Recorded data
* begin *
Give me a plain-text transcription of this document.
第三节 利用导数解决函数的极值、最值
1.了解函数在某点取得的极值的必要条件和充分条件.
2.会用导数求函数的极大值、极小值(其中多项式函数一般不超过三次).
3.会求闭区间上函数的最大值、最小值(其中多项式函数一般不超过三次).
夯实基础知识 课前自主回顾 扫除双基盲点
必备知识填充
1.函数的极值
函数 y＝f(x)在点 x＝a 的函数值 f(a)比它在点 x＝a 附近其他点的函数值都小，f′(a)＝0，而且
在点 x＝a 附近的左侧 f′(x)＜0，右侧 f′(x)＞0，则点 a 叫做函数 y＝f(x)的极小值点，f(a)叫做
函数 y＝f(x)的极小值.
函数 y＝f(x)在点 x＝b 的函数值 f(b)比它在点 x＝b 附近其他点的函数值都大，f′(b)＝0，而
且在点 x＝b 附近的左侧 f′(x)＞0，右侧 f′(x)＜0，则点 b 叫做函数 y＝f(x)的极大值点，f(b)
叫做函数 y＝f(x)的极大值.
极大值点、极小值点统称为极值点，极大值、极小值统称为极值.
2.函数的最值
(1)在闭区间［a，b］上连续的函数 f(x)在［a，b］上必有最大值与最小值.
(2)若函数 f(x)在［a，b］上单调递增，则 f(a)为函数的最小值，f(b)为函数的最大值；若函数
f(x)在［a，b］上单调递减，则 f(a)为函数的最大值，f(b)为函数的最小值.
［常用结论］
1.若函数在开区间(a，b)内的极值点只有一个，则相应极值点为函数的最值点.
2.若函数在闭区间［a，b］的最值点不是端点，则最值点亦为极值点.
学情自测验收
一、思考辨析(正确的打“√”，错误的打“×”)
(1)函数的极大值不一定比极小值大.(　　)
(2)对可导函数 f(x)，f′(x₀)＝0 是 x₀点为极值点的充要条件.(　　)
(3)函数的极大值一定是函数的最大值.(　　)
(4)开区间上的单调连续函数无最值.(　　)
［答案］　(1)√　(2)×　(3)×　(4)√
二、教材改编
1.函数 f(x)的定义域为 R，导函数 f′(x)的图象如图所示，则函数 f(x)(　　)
* end *
Challenge: Scan the listing above for the word "比它在点" and show each line where it is found.

Full answer:
函数 y＝f(x)在点 x＝a 的函数值 f(a)比它在点 x＝a 附近其他点的函数值都小，f′(a)＝0，而且
函数 y＝f(x)在点 x＝b 的函数值 f(b)比它在点 x＝b 附近其他点的函数值都大，f′(b)＝0，而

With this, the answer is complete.